### Written problem
For the listing below, give the number of lines in which "通俗易懂" occurs. Add nothing.

## Start Material for this task

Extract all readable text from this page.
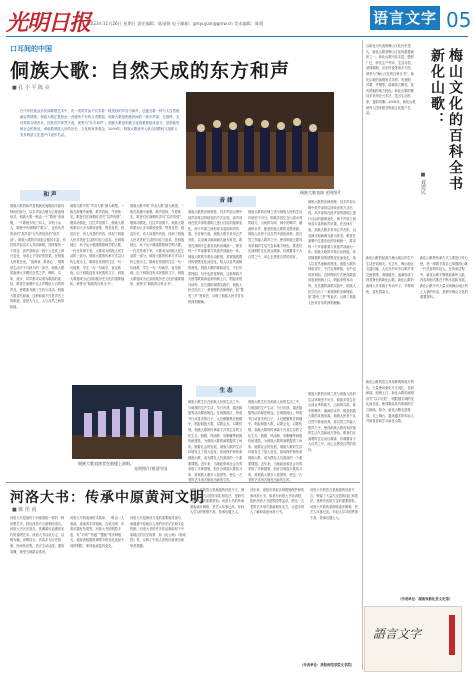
光明日报
2023年11月26日 星期日 责任编辑：陈丽娟 电子邮箱：gmyuyan@gmw.cn 美术编辑：陈霞	语言文字 05
口耳间的中国
侗族大歌：自然天成的东方和声
■ 孔 小 平 陈 亮
在中华民族众多民间歌唱艺术中，有一类的作品不仅有着一段美妙的声音与和声，还蕴含着一种与大自然相融合的情感。侗族大歌正是如此一首流传千年的古老歌谣。侗族大歌是侗族民间的一种多声部、无指挥、无伴奏的合唱音乐，因其音声浑然天成，被誉为“东方和声”。侗族大歌是侗族文化的重要组成部分，是侗族传统社会的象征，承载着侗族人民的历史、文化和审美观念。2009年，侗族大歌被列入联合国教科文组织人类非物质文化遗产代表作名录。
侗族大歌表演 光明图片
和 声
侗族大歌的和声是侗族民间歌曲中最具特色的部分，以多声部合唱为主要表现形式。侗族大歌一般由一个“歌班”来演唱，一个歌班少则三四人，多则十余人，歌班中有领唱的“歌头”，也有负责高音的“高声部”与负责低音的“低声部”。侗族大歌的声部组合极其丰富，有时低声部由多人共同演唱，持续保持一个低音，高声部则由一两个人在其上即兴变化，形成上下呼应的效果。在侗族人的观念里，“饭养身，歌养心”，唱歌是生活中不可缺少的一部分。侗族大歌的旋律大多模仿自然之声，蝉鸣、鸟叫、流水、风声都可以成为歌曲的素材，歌者在演唱中以人声模拟大自然的声音，使歌曲充满了生机与灵动。侗族大歌讲究和谐，这种和谐不仅是声音上的和谐，更是人与人、人与自然之间的和谐。
侗族大歌中的“声音大歌”最为典型，一般在鼓楼中演唱，歌声悠扬，气势恢宏。歌者们在演唱时讲究“以声传情”，唱到动情处，往往声泪俱下。侗族大歌的歌词大多为歌颂爱情、赞美自然、叙述历史、劝人向善的内容，体现了侗族人民对美好生活的向往与追求。在侗族地区，孩子从小就跟着歌师学唱大歌，一代代传承下来，大歌成为侗族人民生活的一部分。侗族大歌的传承方式以口传心授为主，歌师在传授时往往一句一句地教，学生一句一句地学，直至熟练。由于侗族没有本民族的文字，侗族大歌便成为记录侗族历史文化的重要载体，被誉为“侗族的百科全书”。
侗族大歌中的“声音大歌”最为典型，一般在鼓楼中演唱，歌声悠扬，气势恢宏。歌者们在演唱时讲究“以声传情”，唱到动情处，往往声泪俱下。侗族大歌的歌词大多为歌颂爱情、赞美自然、叙述历史、劝人向善的内容，体现了侗族人民对美好生活的向往与追求。在侗族地区，孩子从小就跟着歌师学唱大歌，一代代传承下来，大歌成为侗族人民生活的一部分。侗族大歌的传承方式以口传心授为主，歌师在传授时往往一句一句地教，学生一句一句地学，直至熟练。由于侗族没有本民族的文字，侗族大歌便成为记录侗族历史文化的重要载体，被誉为“侗族的百科全书”。
音 律
侗族大歌的音律独特，其多声部合唱中低声部常以持续音的方式出现，高声部则在低声部的基础上进行自由的旋律变化，两个声部之间形成丰富的和声效果。在音律方面，侗族大歌多采用五声音阶，以羽调式和商调式最为常见。歌者在演唱中注重音色的协调统一，要求每一个声部都要与其他声部融为一体。侗族大歌的节奏自由舒展，常常随着歌词的情感变化而变化，给人以自然流畅的感受。侗族大歌的押韵讲究，不仅句尾押韵，句中也常常押韵，这种押韵方式使得歌曲读起来朗朗上口，唱起来悦耳动听。在长期的演唱实践中，侗族人民总结出了一套独特的音律理论，如“歌有三声”等说法，反映了侗族人民对音乐的深刻理解。
侗族大歌的音律之美与侗族人民的生活环境密不可分。侗族多居住在山清水秀的地方，山间的鸟鸣、林中的蝉声、溪流的水声，都是侗族大歌的灵感来源。侗族人民善于从自然中汲取营养，将自然之声融入歌声之中，使得侗族大歌具有浓郁的生活气息和地方特色。歌者们在演唱时往往闭目凝神，仿佛置身于大自然之中，用心去感受自然的美好。
侗族大歌的音律独特，其多声部合唱中低声部常以持续音的方式出现，高声部则在低声部的基础上进行自由的旋律变化，两个声部之间形成丰富的和声效果。在音律方面，侗族大歌多采用五声音阶，以羽调式和商调式最为常见。歌者在演唱中注重音色的协调统一，要求每一个声部都要与其他声部融为一体。侗族大歌的节奏自由舒展，常常随着歌词的情感变化而变化，给人以自然流畅的感受。侗族大歌的押韵讲究，不仅句尾押韵，句中也常常押韵，这种押韵方式使得歌曲读起来朗朗上口，唱起来悦耳动听。在长期的演唱实践中，侗族人民总结出了一套独特的音律理论，如“歌有三声”等说法，反映了侗族人民对音乐的深刻理解。
侗族大歌表演者在鼓楼上演唱。
光明图片/视觉中国
生 态
侗族大歌生长在侗族人民的生活之中，与侗族的生产生活、节日庆典、婚丧嫁娶等活动紧密相连。在侗族地区，每逢节日或喜庆的日子，人们便聚集在鼓楼中，唱起侗族大歌，以歌会友，以歌传情。侗族大歌的传承离不开其生存的文化生态，鼓楼、风雨桥、吊脚楼等侗族传统建筑，为侗族大歌的演唱提供了场所。随着社会的发展，侗族大歌的生存环境发生了很大变化，如何保护和传承侗族大歌，成为摆在人们面前的一个重要课题。近年来，当地政府和社会各界采取了多种措施，如开办侗族大歌传习所、将侗族大歌引入校园等，使这一古老的艺术形式焕发出新的生机。
侗族大歌生长在侗族人民的生活之中，与侗族的生产生活、节日庆典、婚丧嫁娶等活动紧密相连。在侗族地区，每逢节日或喜庆的日子，人们便聚集在鼓楼中，唱起侗族大歌，以歌会友，以歌传情。侗族大歌的传承离不开其生存的文化生态，鼓楼、风雨桥、吊脚楼等侗族传统建筑，为侗族大歌的演唱提供了场所。随着社会的发展，侗族大歌的生存环境发生了很大变化，如何保护和传承侗族大歌，成为摆在人们面前的一个重要课题。近年来，当地政府和社会各界采取了多种措施，如开办侗族大歌传习所、将侗族大歌引入校园等，使这一古老的艺术形式焕发出新的生机。
侗族大歌的音律之美与侗族人民的生活环境密不可分。侗族多居住在山清水秀的地方，山间的鸟鸣、林中的蝉声、溪流的水声，都是侗族大歌的灵感来源。侗族人民善于从自然中汲取营养，将自然之声融入歌声之中，使得侗族大歌具有浓郁的生活气息和地方特色。歌者们在演唱时往往闭目凝神，仿佛置身于大自然之中，用心去感受自然的美好。
河洛大书：传承中原黄河文明
■ 陈 佳 甫
河洛大书是流传于河南洛阳一带的一种说唱艺术，因以河洛方言演唱而得名。河洛大书历史悠久，其渊源可追溯到宋代的说唱艺术。河洛大书以说为主、以唱为辅，说唱结合，内容多为历史故事、民间传说等，语言生动活泼，通俗易懂，深受当地群众喜爱。
河洛大书的表演形式简单，一般由一人表演，表演者手持简板，边说边唱，伴奏乐器有坠胡等。河洛大书的唱腔丰富，有“平调”“快板”“慢板”等多种板式，表演者根据故事情节的变化选择不同的唱腔，使得表演富有变化。
河洛大书是黄河文化的重要组成部分，承载着中原地区人民的历史记忆和文化传统。河洛大书的许多作品都取材于中原地区的历史故事，如《包公案》《杨家将》等，反映了中原人民的价值观念和审美情趣。
河洛大书的语言是地道的河洛方言，保留了大量古汉语的词汇和语法，是研究河洛方言的重要资料。河洛大书的传承面临诸多困难，老艺人年事已高，年轻人学习的热情不高，传承后继乏人。
近年来，洛阳市采取多种措施保护和传承河洛大书，如举办河洛大书培训班、组织河洛大书进校园等活动，使这一古老的艺术形式重新焕发活力，让更多的人了解和喜爱河洛大书。
河洛大书的语言是地道的河洛方言，保留了大量古汉语的词汇和语法，是研究河洛方言的重要资料。河洛大书的传承面临诸多困难，老艺人年事已高，年轻人学习的热情不高，传承后继乏人。
（作者单位：洛阳师范学院文学院）
以新化为代表的梅山文化历史悠久，新化山歌是梅山文化的重要载体之一。新化山歌内容丰富，题材广泛，涉及生产劳动、生活习俗、爱情婚姻、历史传说等诸多方面，被誉为“梅山文化的百科全书”。新化山歌的演唱形式多样，有独唱、对唱、齐唱等，曲调高亢嘹亮，富有浓郁的地方特色。新化山歌的歌词多采用比兴手法，语言生动形象，通俗易懂。2008年，新化山歌被列入国家级非物质文化遗产名录。	新化山歌： 梅山文化的百科全书
■ 聂建民
新化山歌的起源与梅山地区的生产生活密切相关。在古代，梅山地区交通闭塞，人们在劳动中以歌声来交流情感、消除疲劳，逐渐形成了独具特色的新化山歌。新化山歌的曲调大多来源于劳动号子，节奏明快，富有感染力。
新化山歌的传承方式主要是口传心授，老一辈歌手将自己掌握的山歌一代代传给年轻人。在传承过程中，新化山歌不断吸收新的元素，内容和形式都在不断丰富和发展。新化山歌中有大量反映梅山地区风土人情的作品，是研究梅山文化的重要资料。
新化山歌的语言具有鲜明的地方特色，大量使用新化方言词汇，音韵和谐，朗朗上口。新化山歌的演唱讲究“以字行腔”，唱腔随字调的变化而变化，使得歌曲具有浓郁的方言韵味。如今，新化山歌走进校园、走上舞台，越来越多的年轻人开始喜爱和学习新化山歌。
（作者单位：湖南省新化县文化馆）
語言文字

## End Material for this task

### Finished answer
2